ORIGINAL RESEARCH ARTICLE

A comparative study between supraclavicular brachial plexus block and Infraclavicular brachial plexus block for upper limb orthopedic surgeries: A prospective, randomized, double-blind study

Siddharth Sarkar , Shilpa Mitul Doshi

Siddharth Sarkar
Government medical college and Sir T. General Hospital, Bhavnagar. Maharaja krishnkumarsinhji university, Bhavnagar, Gujarat, India. Email: sidsarkar1@gmail.com

Shilpa Mitul Doshi
Associate professor, department of anaesthesia, government medical college and Sir T general hospital, bhavnagar, gujarat, India.
Online First: April 28, 2019 | Cite this Article
Sarkar, S., Doshi, S. 2019. A comparative study between supraclavicular brachial plexus block and Infraclavicular brachial plexus block for upper limb orthopedic surgeries: A prospective, randomized, double-blind study. Bali Journal of Anesthesiology 3(1): 82-87. DOI:10.15562/bjoa.v3i1.123


Introduction: Supraclavicular brachial plexus block is a common approach as it provides faster and dense blockade. In the past few years, infraclavicular brachial plexus block has become a method of increased interest as it has a lower complication rate and near to equal efficacy. The goal of this study was to compare block performance time, block characteristics, quality of block, patient’s satisfaction, and complications between infraclavicular and supraclavicular techniques for brachial plexus block.

Patients and Methods: 100 subjects were randomized in a double-blind fashion, to receive either an infraclavicular block (Group I, n=50) or supraclavicular block (Group S, n=50) using nerve locator apparatus. Block performance time, onset, peak, duration of sensory and motor blockade, any change in hemodynamics, complications were recorded at scheduled intervals intra-operatively and post-operatively as per study protocol. Data were analyzed using GraphPad INSTAT version 3.06 software by Chi-square test or Mann-Whitney U test to compare categorical variables.

* * * * * * *

Required tasks =>
[A] Turn the abstract's paragraph beginning "Patients and Methods: 100 subjects were randomized" into a short bulleted list that keeps its main facts.
[B] Copy everything in the abstract from "Introduction: Supraclavicular brachial" down to "brachial plexus block.", renaming "common approach" as "popular approach" wherever it appears.
[C] What software did the abstract say was used to analyze the data?
Use only the abstract above for your answers.

[Bounding box prediction data]

* * * * * * *

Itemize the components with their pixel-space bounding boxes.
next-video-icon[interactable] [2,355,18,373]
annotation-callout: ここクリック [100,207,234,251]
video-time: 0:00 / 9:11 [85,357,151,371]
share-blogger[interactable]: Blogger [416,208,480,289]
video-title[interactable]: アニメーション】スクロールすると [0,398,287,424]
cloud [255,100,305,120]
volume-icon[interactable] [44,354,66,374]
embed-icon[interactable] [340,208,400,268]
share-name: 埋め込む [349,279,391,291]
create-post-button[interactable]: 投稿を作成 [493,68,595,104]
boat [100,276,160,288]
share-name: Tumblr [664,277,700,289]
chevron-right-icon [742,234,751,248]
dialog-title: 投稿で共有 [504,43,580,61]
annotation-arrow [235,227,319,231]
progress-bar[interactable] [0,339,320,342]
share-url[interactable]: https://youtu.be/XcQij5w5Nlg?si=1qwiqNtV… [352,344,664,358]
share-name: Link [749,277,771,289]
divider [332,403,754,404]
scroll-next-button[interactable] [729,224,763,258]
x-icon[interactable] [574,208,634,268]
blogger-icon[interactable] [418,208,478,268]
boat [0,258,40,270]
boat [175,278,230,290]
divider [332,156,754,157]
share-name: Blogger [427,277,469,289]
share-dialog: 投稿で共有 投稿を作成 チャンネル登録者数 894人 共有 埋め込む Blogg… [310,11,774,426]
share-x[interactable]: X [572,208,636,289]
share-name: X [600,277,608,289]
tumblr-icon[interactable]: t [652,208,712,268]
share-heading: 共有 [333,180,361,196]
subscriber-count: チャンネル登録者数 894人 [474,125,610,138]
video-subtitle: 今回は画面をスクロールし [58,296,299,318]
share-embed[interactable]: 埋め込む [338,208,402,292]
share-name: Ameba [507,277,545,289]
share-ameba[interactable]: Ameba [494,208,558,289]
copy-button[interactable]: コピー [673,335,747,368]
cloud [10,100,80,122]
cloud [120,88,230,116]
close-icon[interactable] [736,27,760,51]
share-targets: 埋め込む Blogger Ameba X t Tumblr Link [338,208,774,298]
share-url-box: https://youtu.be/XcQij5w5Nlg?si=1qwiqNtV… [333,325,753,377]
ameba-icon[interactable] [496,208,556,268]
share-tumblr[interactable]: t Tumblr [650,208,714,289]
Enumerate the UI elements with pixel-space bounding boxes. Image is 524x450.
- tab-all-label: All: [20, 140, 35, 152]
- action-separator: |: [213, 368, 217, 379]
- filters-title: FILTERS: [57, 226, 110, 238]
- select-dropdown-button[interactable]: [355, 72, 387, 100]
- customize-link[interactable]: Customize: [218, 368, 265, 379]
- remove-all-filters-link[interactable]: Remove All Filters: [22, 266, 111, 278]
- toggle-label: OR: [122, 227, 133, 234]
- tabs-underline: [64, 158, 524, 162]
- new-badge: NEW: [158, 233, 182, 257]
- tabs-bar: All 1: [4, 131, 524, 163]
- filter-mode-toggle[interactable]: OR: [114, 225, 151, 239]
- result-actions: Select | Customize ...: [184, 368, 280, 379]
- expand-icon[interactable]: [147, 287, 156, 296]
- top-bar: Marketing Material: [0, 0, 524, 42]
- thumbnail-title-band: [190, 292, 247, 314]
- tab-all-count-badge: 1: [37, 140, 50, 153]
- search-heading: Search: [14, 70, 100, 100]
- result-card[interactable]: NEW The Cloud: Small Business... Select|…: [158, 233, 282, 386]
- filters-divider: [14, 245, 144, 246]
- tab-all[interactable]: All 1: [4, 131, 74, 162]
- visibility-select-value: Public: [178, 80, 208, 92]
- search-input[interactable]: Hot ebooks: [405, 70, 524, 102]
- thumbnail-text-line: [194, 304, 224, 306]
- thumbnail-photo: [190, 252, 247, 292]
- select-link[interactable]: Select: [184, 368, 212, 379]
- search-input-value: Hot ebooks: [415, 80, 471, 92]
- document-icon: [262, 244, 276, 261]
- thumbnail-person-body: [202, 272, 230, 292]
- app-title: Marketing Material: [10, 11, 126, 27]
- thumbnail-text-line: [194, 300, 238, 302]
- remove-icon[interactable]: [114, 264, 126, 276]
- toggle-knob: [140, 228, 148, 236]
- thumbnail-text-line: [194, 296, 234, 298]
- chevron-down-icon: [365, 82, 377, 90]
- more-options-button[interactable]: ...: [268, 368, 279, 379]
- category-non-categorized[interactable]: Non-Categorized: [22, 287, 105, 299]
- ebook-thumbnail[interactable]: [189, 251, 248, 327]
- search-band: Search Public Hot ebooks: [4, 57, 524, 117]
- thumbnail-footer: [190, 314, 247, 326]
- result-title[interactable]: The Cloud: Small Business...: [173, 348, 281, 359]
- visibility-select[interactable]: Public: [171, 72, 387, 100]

* * * * * * *

Answer set =>
[A]
- 100 subjects were randomized in a double-blind fashion.
- Group I (n=50) received an infraclavicular block, and Group S (n=50) received a supraclavicular block, both done with nerve locator apparatus.
- Recorded at scheduled intra-operative and post-operative intervals: block performance time; onset, peak and duration of sensory and motor blockade; hemodynamic changes; complications.
- Analysis used GraphPad INSTAT version 3.06 with the Chi-square test or Mann-Whitney U test to compare categorical variables.

[B]
Introduction: Supraclavicular brachial plexus block is a popular approach as it provides faster and dense blockade. In the past few years, infraclavicular brachial plexus block has become a method of increased interest as it has a lower complication rate and near to equal efficacy. The goal of this study was to compare block performance time, block characteristics, quality of block, patient’s satisfaction, and complications between infraclavicular and supraclavicular techniques for brachial plexus block.

[C] GraphPad INSTAT version 3.06.